## WHAT YOU HAVE TO DO
Extract every entry word for word. Skip the pictures.

# # # # #

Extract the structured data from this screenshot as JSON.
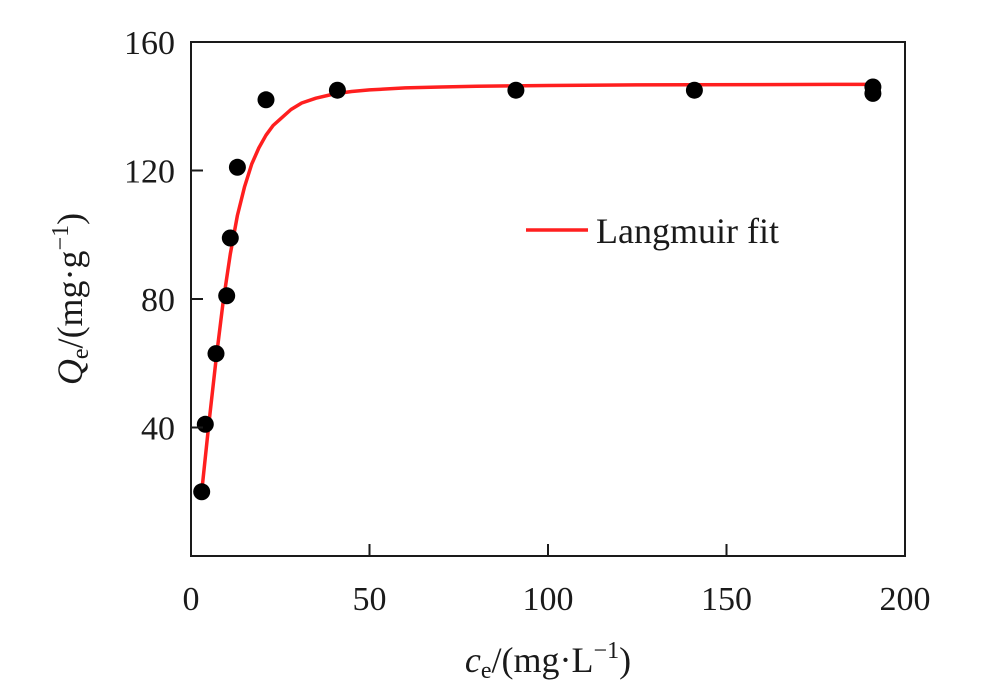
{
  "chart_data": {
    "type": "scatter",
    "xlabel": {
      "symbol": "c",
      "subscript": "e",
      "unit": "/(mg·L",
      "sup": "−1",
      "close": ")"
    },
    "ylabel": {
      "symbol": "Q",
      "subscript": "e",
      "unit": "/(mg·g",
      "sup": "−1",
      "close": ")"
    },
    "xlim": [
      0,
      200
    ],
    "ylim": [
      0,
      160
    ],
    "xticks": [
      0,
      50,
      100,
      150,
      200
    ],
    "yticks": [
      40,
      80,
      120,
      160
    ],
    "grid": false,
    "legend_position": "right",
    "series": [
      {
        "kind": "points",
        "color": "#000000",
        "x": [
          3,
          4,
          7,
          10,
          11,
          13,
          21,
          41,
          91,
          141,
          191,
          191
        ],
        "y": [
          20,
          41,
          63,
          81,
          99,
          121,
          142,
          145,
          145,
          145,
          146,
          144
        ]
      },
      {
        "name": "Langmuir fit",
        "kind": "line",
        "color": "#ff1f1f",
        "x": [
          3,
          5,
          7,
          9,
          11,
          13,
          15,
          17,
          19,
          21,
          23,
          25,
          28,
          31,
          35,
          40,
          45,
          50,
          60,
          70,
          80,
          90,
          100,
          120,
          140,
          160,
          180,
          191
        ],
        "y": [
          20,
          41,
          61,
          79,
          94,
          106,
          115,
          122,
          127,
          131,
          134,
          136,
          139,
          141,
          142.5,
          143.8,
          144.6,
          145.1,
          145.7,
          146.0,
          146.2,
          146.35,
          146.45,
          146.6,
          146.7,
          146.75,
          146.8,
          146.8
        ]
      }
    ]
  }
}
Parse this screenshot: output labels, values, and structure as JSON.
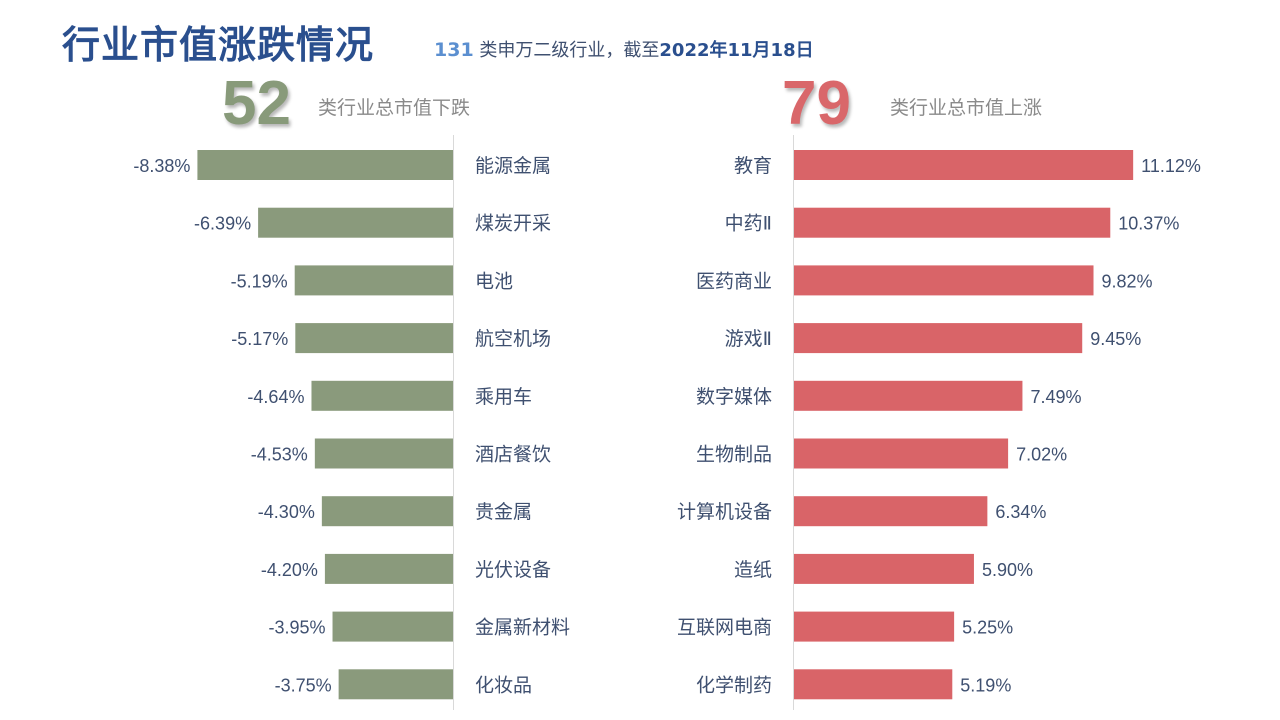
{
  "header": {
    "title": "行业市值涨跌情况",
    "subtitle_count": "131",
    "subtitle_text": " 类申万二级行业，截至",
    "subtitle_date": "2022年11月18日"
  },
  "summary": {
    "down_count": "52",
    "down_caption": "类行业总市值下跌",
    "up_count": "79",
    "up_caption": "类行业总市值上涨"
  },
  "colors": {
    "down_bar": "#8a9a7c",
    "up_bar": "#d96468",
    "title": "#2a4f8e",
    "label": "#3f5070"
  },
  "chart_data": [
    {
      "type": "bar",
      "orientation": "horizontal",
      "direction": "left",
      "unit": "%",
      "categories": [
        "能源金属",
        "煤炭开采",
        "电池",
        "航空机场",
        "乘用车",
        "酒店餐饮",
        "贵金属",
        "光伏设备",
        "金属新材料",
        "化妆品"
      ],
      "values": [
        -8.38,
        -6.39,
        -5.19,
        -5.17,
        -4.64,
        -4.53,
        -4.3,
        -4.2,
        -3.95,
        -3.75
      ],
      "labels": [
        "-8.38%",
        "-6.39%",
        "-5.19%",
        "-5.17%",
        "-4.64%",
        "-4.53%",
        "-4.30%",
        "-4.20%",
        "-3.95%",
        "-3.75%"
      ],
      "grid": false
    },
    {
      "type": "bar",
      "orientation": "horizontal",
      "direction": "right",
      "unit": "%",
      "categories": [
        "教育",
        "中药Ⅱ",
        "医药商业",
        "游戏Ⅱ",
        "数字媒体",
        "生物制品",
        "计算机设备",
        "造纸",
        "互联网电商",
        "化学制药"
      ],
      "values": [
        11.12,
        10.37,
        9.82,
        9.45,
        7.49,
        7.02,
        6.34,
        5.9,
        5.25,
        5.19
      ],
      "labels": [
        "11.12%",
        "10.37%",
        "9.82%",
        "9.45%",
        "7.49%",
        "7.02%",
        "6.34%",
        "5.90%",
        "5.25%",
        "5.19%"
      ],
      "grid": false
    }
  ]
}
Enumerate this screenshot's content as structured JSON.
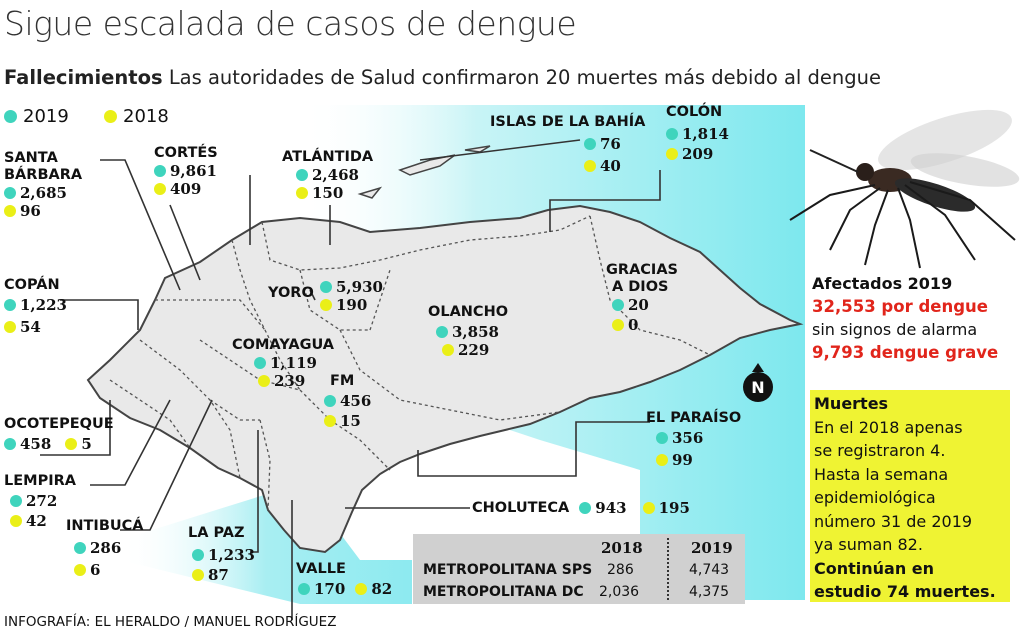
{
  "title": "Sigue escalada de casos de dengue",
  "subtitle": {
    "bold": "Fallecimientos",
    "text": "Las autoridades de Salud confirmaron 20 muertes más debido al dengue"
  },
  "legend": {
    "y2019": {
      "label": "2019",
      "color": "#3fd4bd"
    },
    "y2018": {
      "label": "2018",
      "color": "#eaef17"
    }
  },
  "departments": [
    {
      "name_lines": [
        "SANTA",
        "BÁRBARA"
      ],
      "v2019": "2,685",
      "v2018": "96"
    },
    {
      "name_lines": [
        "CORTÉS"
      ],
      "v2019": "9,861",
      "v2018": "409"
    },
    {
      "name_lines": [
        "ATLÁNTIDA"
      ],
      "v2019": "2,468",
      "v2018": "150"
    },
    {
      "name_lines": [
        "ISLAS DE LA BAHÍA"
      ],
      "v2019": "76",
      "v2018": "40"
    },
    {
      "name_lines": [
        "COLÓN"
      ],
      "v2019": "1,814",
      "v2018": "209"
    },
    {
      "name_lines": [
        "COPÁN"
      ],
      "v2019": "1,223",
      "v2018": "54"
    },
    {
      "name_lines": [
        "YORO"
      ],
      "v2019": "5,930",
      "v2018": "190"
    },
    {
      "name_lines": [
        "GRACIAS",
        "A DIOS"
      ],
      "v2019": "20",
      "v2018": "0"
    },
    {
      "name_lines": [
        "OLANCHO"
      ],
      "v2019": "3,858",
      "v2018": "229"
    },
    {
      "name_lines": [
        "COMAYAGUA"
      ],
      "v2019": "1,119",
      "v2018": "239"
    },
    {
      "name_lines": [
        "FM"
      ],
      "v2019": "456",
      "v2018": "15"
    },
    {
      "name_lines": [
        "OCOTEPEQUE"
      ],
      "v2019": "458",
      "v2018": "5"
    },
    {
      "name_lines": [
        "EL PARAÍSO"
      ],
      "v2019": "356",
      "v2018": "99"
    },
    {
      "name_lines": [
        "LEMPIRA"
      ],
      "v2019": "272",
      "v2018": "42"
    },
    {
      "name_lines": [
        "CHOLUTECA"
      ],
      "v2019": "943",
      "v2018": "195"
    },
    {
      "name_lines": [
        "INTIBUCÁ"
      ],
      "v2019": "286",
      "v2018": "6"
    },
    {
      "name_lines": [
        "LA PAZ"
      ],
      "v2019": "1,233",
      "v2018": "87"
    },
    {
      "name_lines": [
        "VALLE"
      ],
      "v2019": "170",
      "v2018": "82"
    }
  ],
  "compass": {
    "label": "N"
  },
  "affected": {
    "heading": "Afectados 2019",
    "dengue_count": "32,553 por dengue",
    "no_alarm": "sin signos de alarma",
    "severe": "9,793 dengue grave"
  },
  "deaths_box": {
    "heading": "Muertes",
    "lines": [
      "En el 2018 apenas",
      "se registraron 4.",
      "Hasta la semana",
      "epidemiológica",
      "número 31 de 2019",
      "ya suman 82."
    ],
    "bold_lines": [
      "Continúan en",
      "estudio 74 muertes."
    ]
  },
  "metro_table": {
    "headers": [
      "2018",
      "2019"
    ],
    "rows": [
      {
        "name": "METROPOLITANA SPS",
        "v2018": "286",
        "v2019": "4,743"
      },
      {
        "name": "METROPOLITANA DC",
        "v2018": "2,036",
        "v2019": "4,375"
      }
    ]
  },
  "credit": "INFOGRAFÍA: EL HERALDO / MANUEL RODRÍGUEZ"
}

# # # # #

## TASK SOLUTION
Extract the structured data from this screenshot as JSON.
{
  "chart_data": {
    "type": "scatter",
    "xlabel": {
      "symbol": "c",
      "subscript": "e",
      "unit": "/(mg·L",
      "sup": "−1",
      "close": ")"
    },
    "ylabel": {
      "symbol": "Q",
      "subscript": "e",
      "unit": "/(mg·g",
      "sup": "−1",
      "close": ")"
    },
    "xlim": [
      0,
      200
    ],
    "ylim": [
      0,
      160
    ],
    "xticks": [
      0,
      50,
      100,
      150,
      200
    ],
    "yticks": [
      40,
      80,
      120,
      160
    ],
    "grid": false,
    "legend_position": "right",
    "series": [
      {
        "kind": "points",
        "color": "#000000",
        "x": [
          3,
          4,
          7,
          10,
          11,
          13,
          21,
          41,
          91,
          141,
          191,
          191
        ],
        "y": [
          20,
          41,
          63,
          81,
          99,
          121,
          142,
          145,
          145,
          145,
          146,
          144
        ]
      },
      {
        "name": "Langmuir fit",
        "kind": "line",
        "color": "#ff1f1f",
        "x": [
          3,
          5,
          7,
          9,
          11,
          13,
          15,
          17,
          19,
          21,
          23,
          25,
          28,
          31,
          35,
          40,
          45,
          50,
          60,
          70,
          80,
          90,
          100,
          120,
          140,
          160,
          180,
          191
        ],
        "y": [
          20,
          41,
          61,
          79,
          94,
          106,
          115,
          122,
          127,
          131,
          134,
          136,
          139,
          141,
          142.5,
          143.8,
          144.6,
          145.1,
          145.7,
          146.0,
          146.2,
          146.35,
          146.45,
          146.6,
          146.7,
          146.75,
          146.8,
          146.8
        ]
      }
    ]
  }
}
Parse this screenshot: output labels, values, and structure as JSON.
{
  "header": {
    "title": "行业市值涨跌情况",
    "subtitle_count": "131",
    "subtitle_text": " 类申万二级行业，截至",
    "subtitle_date": "2022年11月18日"
  },
  "summary": {
    "down_count": "52",
    "down_caption": "类行业总市值下跌",
    "up_count": "79",
    "up_caption": "类行业总市值上涨"
  },
  "colors": {
    "down_bar": "#8a9a7c",
    "up_bar": "#d96468",
    "title": "#2a4f8e",
    "label": "#3f5070"
  },
  "chart_data": [
    {
      "type": "bar",
      "orientation": "horizontal",
      "direction": "left",
      "unit": "%",
      "categories": [
        "能源金属",
        "煤炭开采",
        "电池",
        "航空机场",
        "乘用车",
        "酒店餐饮",
        "贵金属",
        "光伏设备",
        "金属新材料",
        "化妆品"
      ],
      "values": [
        -8.38,
        -6.39,
        -5.19,
        -5.17,
        -4.64,
        -4.53,
        -4.3,
        -4.2,
        -3.95,
        -3.75
      ],
      "labels": [
        "-8.38%",
        "-6.39%",
        "-5.19%",
        "-5.17%",
        "-4.64%",
        "-4.53%",
        "-4.30%",
        "-4.20%",
        "-3.95%",
        "-3.75%"
      ],
      "grid": false
    },
    {
      "type": "bar",
      "orientation": "horizontal",
      "direction": "right",
      "unit": "%",
      "categories": [
        "教育",
        "中药Ⅱ",
        "医药商业",
        "游戏Ⅱ",
        "数字媒体",
        "生物制品",
        "计算机设备",
        "造纸",
        "互联网电商",
        "化学制药"
      ],
      "values": [
        11.12,
        10.37,
        9.82,
        9.45,
        7.49,
        7.02,
        6.34,
        5.9,
        5.25,
        5.19
      ],
      "labels": [
        "11.12%",
        "10.37%",
        "9.82%",
        "9.45%",
        "7.49%",
        "7.02%",
        "6.34%",
        "5.90%",
        "5.25%",
        "5.19%"
      ],
      "grid": false
    }
  ]
}
Enumerate this screenshot's content as structured JSON.
{
  "title": "Sigue escalada de casos de dengue",
  "subtitle": {
    "bold": "Fallecimientos",
    "text": "Las autoridades de Salud confirmaron 20 muertes más debido al dengue"
  },
  "legend": {
    "y2019": {
      "label": "2019",
      "color": "#3fd4bd"
    },
    "y2018": {
      "label": "2018",
      "color": "#eaef17"
    }
  },
  "departments": [
    {
      "name_lines": [
        "SANTA",
        "BÁRBARA"
      ],
      "v2019": "2,685",
      "v2018": "96"
    },
    {
      "name_lines": [
        "CORTÉS"
      ],
      "v2019": "9,861",
      "v2018": "409"
    },
    {
      "name_lines": [
        "ATLÁNTIDA"
      ],
      "v2019": "2,468",
      "v2018": "150"
    },
    {
      "name_lines": [
        "ISLAS DE LA BAHÍA"
      ],
      "v2019": "76",
      "v2018": "40"
    },
    {
      "name_lines": [
        "COLÓN"
      ],
      "v2019": "1,814",
      "v2018": "209"
    },
    {
      "name_lines": [
        "COPÁN"
      ],
      "v2019": "1,223",
      "v2018": "54"
    },
    {
      "name_lines": [
        "YORO"
      ],
      "v2019": "5,930",
      "v2018": "190"
    },
    {
      "name_lines": [
        "GRACIAS",
        "A DIOS"
      ],
      "v2019": "20",
      "v2018": "0"
    },
    {
      "name_lines": [
        "OLANCHO"
      ],
      "v2019": "3,858",
      "v2018": "229"
    },
    {
      "name_lines": [
        "COMAYAGUA"
      ],
      "v2019": "1,119",
      "v2018": "239"
    },
    {
      "name_lines": [
        "FM"
      ],
      "v2019": "456",
      "v2018": "15"
    },
    {
      "name_lines": [
        "OCOTEPEQUE"
      ],
      "v2019": "458",
      "v2018": "5"
    },
    {
      "name_lines": [
        "EL PARAÍSO"
      ],
      "v2019": "356",
      "v2018": "99"
    },
    {
      "name_lines": [
        "LEMPIRA"
      ],
      "v2019": "272",
      "v2018": "42"
    },
    {
      "name_lines": [
        "CHOLUTECA"
      ],
      "v2019": "943",
      "v2018": "195"
    },
    {
      "name_lines": [
        "INTIBUCÁ"
      ],
      "v2019": "286",
      "v2018": "6"
    },
    {
      "name_lines": [
        "LA PAZ"
      ],
      "v2019": "1,233",
      "v2018": "87"
    },
    {
      "name_lines": [
        "VALLE"
      ],
      "v2019": "170",
      "v2018": "82"
    }
  ],
  "compass": {
    "label": "N"
  },
  "affected": {
    "heading": "Afectados 2019",
    "dengue_count": "32,553 por dengue",
    "no_alarm": "sin signos de alarma",
    "severe": "9,793 dengue grave"
  },
  "deaths_box": {
    "heading": "Muertes",
    "lines": [
      "En el 2018 apenas",
      "se registraron 4.",
      "Hasta la semana",
      "epidemiológica",
      "número 31 de 2019",
      "ya suman 82."
    ],
    "bold_lines": [
      "Continúan en",
      "estudio 74 muertes."
    ]
  },
  "metro_table": {
    "headers": [
      "2018",
      "2019"
    ],
    "rows": [
      {
        "name": "METROPOLITANA SPS",
        "v2018": "286",
        "v2019": "4,743"
      },
      {
        "name": "METROPOLITANA DC",
        "v2018": "2,036",
        "v2019": "4,375"
      }
    ]
  },
  "credit": "INFOGRAFÍA: EL HERALDO / MANUEL RODRÍGUEZ"
}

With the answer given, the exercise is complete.